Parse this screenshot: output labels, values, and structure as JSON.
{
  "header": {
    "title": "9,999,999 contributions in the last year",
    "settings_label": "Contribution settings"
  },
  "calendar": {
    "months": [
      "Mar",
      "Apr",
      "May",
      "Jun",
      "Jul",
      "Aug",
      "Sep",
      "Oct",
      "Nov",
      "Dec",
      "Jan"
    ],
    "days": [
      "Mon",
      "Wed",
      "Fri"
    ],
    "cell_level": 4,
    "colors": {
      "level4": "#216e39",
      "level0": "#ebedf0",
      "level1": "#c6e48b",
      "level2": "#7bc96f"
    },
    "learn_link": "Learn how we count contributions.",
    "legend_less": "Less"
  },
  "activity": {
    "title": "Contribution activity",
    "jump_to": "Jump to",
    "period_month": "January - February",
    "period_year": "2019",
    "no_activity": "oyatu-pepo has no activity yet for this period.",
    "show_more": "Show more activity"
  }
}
□ □ □ □ □ □ □
Work required
Extract each record, keeping it identical to the original.

Right answer
Parse this screenshot: output labels, values, and structure as JSON.
{
  "header": {
    "title": "9,999,999 contributions in the last year",
    "settings_label": "Contribution settings"
  },
  "calendar": {
    "months": [
      "Mar",
      "Apr",
      "May",
      "Jun",
      "Jul",
      "Aug",
      "Sep",
      "Oct",
      "Nov",
      "Dec",
      "Jan"
    ],
    "days": [
      "Mon",
      "Wed",
      "Fri"
    ],
    "cell_level": 4,
    "colors": {
      "level4": "#216e39",
      "level0": "#ebedf0",
      "level1": "#c6e48b",
      "level2": "#7bc96f"
    },
    "learn_link": "Learn how we count contributions.",
    "legend_less": "Less"
  },
  "activity": {
    "title": "Contribution activity",
    "jump_to": "Jump to",
    "period_month": "January - February",
    "period_year": "2019",
    "no_activity": "oyatu-pepo has no activity yet for this period.",
    "show_more": "Show more activity"
  }
}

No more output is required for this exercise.